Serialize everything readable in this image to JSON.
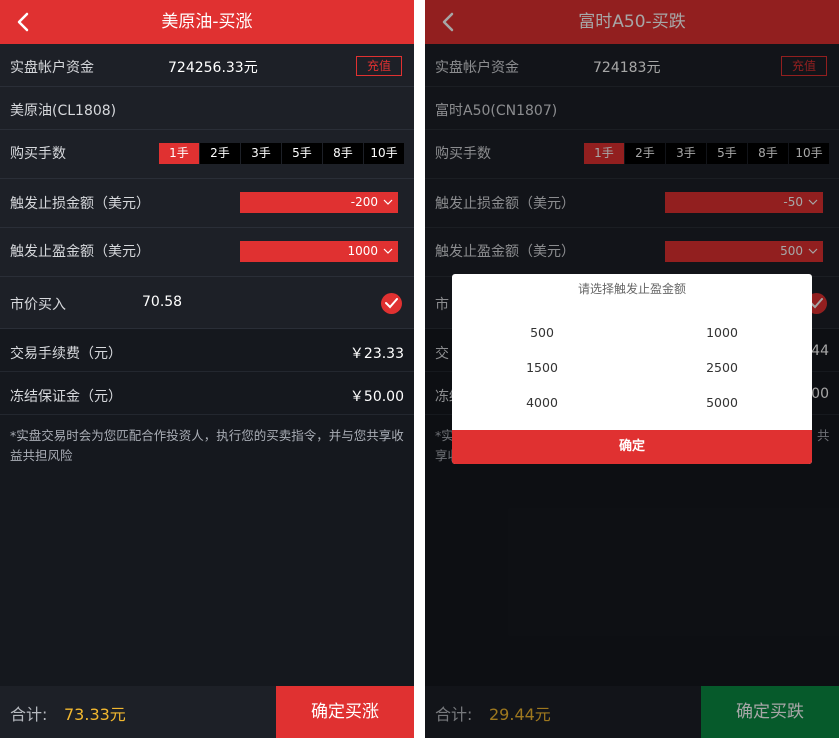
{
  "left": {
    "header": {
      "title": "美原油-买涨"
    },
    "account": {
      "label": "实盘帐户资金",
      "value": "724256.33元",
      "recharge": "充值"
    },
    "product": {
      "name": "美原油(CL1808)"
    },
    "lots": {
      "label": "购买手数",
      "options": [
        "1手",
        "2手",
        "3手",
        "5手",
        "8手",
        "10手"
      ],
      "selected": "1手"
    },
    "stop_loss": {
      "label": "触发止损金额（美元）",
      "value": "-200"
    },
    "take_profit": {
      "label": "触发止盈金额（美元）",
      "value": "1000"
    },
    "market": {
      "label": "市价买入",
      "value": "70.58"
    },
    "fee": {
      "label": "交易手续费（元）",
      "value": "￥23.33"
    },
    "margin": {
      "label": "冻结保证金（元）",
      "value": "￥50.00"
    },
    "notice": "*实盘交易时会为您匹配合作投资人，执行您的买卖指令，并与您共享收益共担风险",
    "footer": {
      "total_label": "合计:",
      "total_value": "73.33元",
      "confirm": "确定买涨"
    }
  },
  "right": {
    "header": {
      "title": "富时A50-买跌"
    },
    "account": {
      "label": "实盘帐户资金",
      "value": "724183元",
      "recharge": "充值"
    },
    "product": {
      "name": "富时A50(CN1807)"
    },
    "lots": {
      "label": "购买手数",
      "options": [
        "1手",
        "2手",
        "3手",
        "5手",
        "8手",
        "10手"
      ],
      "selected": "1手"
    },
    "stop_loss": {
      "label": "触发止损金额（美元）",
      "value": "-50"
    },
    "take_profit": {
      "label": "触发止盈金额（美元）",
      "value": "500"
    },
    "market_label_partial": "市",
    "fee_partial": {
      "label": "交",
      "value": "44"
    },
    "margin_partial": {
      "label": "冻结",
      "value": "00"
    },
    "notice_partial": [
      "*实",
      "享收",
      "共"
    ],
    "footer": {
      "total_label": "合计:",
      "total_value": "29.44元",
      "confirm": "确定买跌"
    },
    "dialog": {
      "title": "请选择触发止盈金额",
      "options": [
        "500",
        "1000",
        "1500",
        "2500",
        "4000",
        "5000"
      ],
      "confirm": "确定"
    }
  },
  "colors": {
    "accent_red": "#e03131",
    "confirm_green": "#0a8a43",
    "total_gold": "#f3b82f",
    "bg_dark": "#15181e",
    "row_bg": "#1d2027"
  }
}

Instructions for the task: Output the full set of records above without changing a word, and drop the images.

Response:
Serialize everything readable in this image to JSON.
{
  "left": {
    "header": {
      "title": "美原油-买涨"
    },
    "account": {
      "label": "实盘帐户资金",
      "value": "724256.33元",
      "recharge": "充值"
    },
    "product": {
      "name": "美原油(CL1808)"
    },
    "lots": {
      "label": "购买手数",
      "options": [
        "1手",
        "2手",
        "3手",
        "5手",
        "8手",
        "10手"
      ],
      "selected": "1手"
    },
    "stop_loss": {
      "label": "触发止损金额（美元）",
      "value": "-200"
    },
    "take_profit": {
      "label": "触发止盈金额（美元）",
      "value": "1000"
    },
    "market": {
      "label": "市价买入",
      "value": "70.58"
    },
    "fee": {
      "label": "交易手续费（元）",
      "value": "￥23.33"
    },
    "margin": {
      "label": "冻结保证金（元）",
      "value": "￥50.00"
    },
    "notice": "*实盘交易时会为您匹配合作投资人，执行您的买卖指令，并与您共享收益共担风险",
    "footer": {
      "total_label": "合计:",
      "total_value": "73.33元",
      "confirm": "确定买涨"
    }
  },
  "right": {
    "header": {
      "title": "富时A50-买跌"
    },
    "account": {
      "label": "实盘帐户资金",
      "value": "724183元",
      "recharge": "充值"
    },
    "product": {
      "name": "富时A50(CN1807)"
    },
    "lots": {
      "label": "购买手数",
      "options": [
        "1手",
        "2手",
        "3手",
        "5手",
        "8手",
        "10手"
      ],
      "selected": "1手"
    },
    "stop_loss": {
      "label": "触发止损金额（美元）",
      "value": "-50"
    },
    "take_profit": {
      "label": "触发止盈金额（美元）",
      "value": "500"
    },
    "market_label_partial": "市",
    "fee_partial": {
      "label": "交",
      "value": "44"
    },
    "margin_partial": {
      "label": "冻结",
      "value": "00"
    },
    "notice_partial": [
      "*实",
      "享收",
      "共"
    ],
    "footer": {
      "total_label": "合计:",
      "total_value": "29.44元",
      "confirm": "确定买跌"
    },
    "dialog": {
      "title": "请选择触发止盈金额",
      "options": [
        "500",
        "1000",
        "1500",
        "2500",
        "4000",
        "5000"
      ],
      "confirm": "确定"
    }
  },
  "colors": {
    "accent_red": "#e03131",
    "confirm_green": "#0a8a43",
    "total_gold": "#f3b82f",
    "bg_dark": "#15181e",
    "row_bg": "#1d2027"
  }
}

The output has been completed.